→ Data listing
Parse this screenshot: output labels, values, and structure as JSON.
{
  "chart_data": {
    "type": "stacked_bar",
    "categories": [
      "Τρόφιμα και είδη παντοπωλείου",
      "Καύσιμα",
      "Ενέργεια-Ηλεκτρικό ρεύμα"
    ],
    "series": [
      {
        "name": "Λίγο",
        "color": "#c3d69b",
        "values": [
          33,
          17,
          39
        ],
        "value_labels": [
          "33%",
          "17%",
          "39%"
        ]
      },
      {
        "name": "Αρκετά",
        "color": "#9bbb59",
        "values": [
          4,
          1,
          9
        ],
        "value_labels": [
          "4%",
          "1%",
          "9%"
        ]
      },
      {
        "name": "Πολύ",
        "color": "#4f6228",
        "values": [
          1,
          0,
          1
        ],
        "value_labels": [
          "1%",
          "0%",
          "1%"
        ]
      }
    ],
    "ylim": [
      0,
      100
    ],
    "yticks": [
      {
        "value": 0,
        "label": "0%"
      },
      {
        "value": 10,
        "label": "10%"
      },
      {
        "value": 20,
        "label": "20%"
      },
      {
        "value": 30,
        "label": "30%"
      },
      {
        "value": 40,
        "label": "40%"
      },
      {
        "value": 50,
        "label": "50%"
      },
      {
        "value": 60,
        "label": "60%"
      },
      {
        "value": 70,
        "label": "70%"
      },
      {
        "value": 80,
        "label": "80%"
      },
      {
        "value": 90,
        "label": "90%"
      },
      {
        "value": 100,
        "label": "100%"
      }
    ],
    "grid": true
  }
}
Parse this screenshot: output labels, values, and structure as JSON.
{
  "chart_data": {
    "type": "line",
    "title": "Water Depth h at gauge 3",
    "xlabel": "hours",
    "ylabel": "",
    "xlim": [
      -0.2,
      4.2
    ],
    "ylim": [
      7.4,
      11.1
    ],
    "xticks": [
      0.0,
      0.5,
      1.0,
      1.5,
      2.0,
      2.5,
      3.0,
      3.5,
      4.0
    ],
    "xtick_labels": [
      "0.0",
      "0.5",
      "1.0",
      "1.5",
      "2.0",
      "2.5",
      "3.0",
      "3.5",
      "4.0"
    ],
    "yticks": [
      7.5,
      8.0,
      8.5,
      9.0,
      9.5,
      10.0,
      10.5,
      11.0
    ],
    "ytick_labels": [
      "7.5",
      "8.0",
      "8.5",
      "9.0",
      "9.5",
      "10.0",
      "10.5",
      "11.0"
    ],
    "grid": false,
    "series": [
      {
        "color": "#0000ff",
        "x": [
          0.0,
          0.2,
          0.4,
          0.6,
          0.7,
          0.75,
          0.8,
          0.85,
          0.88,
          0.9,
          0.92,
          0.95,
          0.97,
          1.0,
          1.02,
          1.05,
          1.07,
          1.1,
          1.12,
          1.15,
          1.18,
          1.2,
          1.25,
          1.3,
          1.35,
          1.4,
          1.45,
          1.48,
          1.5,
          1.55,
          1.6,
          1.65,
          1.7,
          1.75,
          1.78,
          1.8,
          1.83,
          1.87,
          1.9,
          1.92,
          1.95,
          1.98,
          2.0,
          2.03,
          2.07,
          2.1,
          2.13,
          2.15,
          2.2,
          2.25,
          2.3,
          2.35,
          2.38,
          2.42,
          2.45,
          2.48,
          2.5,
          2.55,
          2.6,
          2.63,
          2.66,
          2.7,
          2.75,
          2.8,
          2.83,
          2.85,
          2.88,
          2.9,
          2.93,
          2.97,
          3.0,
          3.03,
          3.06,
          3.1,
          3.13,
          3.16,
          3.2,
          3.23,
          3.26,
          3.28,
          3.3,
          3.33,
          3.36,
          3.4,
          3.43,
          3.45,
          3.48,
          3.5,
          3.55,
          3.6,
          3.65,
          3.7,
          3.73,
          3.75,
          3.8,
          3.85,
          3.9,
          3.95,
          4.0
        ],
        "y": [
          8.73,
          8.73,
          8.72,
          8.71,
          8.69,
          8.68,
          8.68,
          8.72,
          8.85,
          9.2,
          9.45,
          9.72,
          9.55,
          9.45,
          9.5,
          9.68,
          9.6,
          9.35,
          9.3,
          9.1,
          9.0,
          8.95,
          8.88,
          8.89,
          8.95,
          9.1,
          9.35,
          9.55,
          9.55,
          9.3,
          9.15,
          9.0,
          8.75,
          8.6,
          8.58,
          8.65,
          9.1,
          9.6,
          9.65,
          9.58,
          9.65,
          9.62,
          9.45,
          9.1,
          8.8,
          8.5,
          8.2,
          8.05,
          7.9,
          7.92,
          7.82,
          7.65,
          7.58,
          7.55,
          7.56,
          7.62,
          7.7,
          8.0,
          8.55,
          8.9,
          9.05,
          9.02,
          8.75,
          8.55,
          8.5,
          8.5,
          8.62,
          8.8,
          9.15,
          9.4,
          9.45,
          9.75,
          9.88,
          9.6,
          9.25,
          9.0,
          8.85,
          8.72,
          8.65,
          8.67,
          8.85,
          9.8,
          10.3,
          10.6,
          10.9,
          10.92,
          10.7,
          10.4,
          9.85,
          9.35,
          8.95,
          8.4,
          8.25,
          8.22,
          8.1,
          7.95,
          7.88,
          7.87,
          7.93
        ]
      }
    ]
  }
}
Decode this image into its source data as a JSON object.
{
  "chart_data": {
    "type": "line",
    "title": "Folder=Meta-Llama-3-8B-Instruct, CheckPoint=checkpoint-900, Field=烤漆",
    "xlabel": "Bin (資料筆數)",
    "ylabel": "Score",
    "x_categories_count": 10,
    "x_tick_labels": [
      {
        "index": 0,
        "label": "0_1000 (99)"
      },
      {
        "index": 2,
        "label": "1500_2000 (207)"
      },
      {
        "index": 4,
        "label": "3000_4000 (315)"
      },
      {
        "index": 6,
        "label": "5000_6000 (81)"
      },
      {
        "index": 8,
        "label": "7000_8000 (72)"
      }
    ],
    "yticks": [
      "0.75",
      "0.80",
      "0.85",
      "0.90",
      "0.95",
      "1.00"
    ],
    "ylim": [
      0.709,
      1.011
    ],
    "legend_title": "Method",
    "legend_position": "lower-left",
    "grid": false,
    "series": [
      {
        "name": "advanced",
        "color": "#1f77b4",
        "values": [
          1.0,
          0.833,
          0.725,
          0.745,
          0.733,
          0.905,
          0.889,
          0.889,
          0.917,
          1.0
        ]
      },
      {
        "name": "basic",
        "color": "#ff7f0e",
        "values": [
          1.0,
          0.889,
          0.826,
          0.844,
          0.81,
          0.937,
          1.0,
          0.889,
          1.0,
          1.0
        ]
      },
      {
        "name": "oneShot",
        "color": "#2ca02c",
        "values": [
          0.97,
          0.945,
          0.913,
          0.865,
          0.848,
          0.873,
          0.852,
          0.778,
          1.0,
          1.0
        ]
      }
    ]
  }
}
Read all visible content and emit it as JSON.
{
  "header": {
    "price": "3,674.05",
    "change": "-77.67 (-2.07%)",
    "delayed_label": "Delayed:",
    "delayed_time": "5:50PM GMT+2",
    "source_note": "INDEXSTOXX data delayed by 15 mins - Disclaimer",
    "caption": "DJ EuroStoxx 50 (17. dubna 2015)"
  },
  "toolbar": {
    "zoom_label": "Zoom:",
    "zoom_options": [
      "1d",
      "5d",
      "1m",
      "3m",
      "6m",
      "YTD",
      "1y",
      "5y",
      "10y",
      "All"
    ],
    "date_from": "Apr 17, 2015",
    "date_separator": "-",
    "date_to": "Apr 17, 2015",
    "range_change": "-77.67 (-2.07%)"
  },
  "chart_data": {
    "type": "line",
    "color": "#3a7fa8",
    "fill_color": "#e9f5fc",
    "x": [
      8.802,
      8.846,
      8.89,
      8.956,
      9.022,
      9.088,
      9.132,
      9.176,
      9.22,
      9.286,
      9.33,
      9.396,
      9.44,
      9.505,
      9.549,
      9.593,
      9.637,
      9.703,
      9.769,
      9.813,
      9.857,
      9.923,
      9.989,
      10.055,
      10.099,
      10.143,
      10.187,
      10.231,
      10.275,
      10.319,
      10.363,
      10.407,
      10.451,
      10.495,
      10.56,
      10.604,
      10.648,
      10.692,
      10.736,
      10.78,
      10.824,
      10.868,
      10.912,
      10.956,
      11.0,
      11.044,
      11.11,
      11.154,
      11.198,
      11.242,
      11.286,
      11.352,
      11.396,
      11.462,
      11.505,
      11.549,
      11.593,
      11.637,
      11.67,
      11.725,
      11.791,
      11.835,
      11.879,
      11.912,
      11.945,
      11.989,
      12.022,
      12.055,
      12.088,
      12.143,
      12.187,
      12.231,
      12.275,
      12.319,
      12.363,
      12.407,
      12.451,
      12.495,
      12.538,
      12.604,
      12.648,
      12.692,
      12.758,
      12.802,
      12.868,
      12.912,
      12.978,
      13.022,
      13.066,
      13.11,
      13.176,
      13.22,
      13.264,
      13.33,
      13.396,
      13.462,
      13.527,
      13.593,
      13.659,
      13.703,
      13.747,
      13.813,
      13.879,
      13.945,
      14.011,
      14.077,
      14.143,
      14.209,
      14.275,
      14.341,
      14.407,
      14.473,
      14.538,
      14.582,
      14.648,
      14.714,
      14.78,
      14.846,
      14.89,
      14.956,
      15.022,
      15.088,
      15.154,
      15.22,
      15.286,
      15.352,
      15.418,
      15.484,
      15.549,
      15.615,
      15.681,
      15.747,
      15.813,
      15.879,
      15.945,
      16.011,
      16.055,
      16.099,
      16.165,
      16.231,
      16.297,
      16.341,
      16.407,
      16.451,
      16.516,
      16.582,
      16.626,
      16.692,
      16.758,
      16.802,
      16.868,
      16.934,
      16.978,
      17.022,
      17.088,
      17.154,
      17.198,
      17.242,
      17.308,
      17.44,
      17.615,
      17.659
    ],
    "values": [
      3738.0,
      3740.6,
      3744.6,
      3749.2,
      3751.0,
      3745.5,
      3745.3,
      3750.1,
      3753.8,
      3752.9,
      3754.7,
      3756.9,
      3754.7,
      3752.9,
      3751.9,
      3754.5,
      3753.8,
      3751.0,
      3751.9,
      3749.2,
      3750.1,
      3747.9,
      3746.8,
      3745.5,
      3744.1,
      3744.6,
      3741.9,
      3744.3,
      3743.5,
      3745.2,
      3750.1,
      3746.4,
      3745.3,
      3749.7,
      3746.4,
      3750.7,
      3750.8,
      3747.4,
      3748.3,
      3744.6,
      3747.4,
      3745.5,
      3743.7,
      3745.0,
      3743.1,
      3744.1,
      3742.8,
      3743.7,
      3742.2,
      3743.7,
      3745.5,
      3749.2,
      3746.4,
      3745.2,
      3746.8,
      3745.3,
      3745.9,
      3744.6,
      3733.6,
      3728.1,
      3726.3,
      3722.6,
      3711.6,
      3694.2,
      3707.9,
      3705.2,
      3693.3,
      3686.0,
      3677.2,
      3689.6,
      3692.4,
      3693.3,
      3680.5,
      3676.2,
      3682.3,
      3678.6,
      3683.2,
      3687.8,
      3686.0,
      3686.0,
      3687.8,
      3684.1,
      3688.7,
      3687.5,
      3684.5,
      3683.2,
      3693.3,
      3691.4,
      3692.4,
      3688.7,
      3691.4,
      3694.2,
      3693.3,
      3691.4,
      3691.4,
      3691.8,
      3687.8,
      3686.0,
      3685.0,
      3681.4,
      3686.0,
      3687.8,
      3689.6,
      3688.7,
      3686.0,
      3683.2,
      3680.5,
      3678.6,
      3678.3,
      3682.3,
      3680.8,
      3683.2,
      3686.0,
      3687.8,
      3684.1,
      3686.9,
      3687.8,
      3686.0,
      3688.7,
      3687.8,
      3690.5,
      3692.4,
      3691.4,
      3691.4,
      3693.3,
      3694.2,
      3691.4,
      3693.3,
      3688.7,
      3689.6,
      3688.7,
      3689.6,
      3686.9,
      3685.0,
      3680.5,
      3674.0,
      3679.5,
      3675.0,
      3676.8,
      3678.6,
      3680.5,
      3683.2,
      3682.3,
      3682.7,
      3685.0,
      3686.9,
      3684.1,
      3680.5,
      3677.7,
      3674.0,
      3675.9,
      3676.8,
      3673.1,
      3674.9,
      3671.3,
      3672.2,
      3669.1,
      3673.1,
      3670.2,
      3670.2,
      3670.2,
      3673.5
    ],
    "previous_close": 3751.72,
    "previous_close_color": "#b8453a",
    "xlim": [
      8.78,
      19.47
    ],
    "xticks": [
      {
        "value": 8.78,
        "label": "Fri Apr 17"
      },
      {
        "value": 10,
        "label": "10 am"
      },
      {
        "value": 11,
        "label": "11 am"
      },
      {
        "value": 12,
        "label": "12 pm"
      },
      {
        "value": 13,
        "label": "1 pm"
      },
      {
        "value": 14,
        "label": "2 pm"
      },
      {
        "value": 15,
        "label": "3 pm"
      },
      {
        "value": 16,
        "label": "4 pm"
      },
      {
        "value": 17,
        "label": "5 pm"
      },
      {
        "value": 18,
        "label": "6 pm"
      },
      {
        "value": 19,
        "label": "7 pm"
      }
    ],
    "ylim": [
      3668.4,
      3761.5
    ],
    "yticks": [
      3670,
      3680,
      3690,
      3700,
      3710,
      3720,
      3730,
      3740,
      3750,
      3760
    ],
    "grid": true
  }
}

→ Exercise directions
For each line of the listing that holds the word "name", show that line.

→ Full output
        "name": "Λίγο",
        "name": "Αρκετά",
        "name": "Πολύ",
        "name": "advanced",
        "name": "basic",
        "name": "oneShot",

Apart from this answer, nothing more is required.